Figure content listings

- Opening Delimiter -

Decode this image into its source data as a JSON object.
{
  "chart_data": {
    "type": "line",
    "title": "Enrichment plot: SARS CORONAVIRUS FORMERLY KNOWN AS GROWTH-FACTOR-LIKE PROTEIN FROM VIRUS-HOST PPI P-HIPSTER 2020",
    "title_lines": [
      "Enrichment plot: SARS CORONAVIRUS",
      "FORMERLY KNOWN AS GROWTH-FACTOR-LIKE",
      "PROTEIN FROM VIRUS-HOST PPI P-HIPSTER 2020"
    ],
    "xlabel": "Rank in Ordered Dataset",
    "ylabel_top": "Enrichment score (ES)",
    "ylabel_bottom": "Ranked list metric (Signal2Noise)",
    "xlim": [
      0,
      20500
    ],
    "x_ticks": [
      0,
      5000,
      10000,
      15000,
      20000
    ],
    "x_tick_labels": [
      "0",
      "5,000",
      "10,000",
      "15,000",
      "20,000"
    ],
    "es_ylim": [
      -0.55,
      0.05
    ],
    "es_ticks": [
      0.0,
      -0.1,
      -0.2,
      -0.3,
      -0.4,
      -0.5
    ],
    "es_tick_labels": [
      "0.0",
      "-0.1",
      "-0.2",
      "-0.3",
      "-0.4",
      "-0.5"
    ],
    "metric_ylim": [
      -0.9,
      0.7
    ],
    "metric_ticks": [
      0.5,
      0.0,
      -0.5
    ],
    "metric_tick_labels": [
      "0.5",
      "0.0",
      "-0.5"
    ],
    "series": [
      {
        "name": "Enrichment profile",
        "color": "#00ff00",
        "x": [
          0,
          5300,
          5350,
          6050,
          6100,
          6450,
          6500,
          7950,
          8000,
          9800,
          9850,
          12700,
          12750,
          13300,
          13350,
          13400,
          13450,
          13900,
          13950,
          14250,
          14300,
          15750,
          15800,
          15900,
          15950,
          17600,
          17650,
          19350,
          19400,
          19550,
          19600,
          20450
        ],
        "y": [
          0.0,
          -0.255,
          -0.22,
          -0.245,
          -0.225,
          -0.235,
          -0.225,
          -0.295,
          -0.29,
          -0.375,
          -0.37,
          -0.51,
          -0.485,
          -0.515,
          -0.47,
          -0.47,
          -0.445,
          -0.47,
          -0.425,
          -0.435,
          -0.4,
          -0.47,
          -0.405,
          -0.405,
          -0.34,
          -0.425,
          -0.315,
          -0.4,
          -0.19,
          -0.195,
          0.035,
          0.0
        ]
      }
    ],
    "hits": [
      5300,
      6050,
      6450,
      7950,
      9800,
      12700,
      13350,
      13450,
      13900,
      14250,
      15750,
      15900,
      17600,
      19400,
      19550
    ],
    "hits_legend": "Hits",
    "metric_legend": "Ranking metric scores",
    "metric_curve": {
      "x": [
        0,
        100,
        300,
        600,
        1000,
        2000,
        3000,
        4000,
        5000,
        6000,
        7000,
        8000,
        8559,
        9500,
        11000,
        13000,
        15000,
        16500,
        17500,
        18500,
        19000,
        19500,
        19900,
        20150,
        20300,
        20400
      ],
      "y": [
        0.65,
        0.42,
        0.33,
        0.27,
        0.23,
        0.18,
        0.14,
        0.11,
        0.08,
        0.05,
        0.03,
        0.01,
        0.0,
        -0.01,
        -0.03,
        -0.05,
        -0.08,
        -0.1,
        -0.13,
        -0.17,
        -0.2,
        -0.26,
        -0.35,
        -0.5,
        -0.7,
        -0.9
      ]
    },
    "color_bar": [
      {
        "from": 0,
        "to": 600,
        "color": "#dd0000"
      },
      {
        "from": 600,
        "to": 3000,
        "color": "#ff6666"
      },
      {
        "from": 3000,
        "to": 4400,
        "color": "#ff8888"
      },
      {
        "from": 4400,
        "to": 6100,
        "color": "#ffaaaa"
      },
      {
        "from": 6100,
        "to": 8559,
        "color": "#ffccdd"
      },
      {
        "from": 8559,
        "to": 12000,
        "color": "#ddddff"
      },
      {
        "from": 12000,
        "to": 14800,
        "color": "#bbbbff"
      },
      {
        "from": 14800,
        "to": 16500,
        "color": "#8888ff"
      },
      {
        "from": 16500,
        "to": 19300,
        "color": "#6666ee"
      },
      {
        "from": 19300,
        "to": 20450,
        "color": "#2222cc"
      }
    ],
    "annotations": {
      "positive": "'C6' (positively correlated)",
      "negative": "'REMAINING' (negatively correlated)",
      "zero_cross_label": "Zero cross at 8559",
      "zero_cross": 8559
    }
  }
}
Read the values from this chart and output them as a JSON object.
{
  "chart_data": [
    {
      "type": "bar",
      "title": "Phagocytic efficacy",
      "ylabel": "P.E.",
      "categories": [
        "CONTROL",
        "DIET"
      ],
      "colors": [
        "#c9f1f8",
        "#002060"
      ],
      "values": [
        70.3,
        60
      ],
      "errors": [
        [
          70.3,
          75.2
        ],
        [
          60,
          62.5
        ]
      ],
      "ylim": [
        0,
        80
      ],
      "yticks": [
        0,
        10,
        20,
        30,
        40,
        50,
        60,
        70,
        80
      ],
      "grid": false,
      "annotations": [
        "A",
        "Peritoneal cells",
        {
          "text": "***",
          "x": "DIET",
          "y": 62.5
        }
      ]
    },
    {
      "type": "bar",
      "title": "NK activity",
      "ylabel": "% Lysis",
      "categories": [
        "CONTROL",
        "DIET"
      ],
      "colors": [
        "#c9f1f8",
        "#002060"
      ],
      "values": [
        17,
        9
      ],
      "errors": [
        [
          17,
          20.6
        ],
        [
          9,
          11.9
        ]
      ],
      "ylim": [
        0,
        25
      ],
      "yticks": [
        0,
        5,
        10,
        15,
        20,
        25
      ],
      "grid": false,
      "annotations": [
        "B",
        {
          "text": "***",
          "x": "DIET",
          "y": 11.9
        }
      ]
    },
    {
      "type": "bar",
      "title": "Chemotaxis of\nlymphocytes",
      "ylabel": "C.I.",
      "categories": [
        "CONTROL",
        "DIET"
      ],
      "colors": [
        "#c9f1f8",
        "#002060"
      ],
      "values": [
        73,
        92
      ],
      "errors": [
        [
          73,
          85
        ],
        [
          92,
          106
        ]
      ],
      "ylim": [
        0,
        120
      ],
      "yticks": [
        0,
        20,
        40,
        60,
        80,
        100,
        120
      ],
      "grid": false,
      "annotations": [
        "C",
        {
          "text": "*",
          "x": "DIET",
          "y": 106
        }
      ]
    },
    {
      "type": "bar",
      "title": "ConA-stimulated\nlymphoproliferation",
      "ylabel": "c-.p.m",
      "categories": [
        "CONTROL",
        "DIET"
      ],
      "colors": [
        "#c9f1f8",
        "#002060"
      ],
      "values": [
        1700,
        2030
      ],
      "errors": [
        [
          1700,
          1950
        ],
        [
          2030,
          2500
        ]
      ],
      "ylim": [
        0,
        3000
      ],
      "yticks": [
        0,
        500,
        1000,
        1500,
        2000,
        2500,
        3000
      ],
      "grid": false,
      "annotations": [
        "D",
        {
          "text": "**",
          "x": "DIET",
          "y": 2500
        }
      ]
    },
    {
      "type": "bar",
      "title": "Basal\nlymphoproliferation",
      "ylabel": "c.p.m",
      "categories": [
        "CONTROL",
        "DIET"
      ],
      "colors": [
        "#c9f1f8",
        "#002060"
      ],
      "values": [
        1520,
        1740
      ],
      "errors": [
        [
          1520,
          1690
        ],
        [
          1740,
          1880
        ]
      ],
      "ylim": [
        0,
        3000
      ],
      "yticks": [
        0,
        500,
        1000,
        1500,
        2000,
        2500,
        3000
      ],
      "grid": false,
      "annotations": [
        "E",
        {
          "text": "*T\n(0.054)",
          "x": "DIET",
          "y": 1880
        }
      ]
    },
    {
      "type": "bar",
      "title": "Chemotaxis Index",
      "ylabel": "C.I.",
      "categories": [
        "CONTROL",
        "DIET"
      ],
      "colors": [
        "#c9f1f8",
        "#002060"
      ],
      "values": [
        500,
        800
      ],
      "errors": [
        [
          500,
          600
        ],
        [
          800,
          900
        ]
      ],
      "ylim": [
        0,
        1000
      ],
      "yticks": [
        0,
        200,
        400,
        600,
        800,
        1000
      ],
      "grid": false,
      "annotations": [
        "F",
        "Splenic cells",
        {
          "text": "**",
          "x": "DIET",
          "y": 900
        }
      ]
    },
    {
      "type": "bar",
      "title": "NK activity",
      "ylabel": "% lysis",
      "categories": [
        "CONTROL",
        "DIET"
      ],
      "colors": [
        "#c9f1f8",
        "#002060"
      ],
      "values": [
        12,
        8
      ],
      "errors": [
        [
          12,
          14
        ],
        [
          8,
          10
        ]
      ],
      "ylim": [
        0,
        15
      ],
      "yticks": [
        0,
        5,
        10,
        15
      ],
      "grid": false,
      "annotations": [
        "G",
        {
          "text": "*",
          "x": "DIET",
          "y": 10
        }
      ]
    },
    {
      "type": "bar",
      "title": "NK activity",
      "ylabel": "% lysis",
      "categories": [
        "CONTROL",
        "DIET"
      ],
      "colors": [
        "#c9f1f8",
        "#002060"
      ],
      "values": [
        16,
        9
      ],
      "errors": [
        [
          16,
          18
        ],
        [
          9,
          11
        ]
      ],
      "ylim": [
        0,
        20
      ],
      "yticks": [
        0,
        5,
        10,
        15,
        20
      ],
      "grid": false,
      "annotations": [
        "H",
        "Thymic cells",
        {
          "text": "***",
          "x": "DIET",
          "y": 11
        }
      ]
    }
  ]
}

- Closing Delimiter -

Task goal
Apply a filter for "LIKE" to the data above, then copy each line that matches.

Solution for this exercise
    "title": "Enrichment plot: SARS CORONAVIRUS FORMERLY KNOWN AS GROWTH-FACTOR-LIKE PROTEIN FROM VIRUS-HOST PPI P-HIPSTER 2020",
      "FORMERLY KNOWN AS GROWTH-FACTOR-LIKE",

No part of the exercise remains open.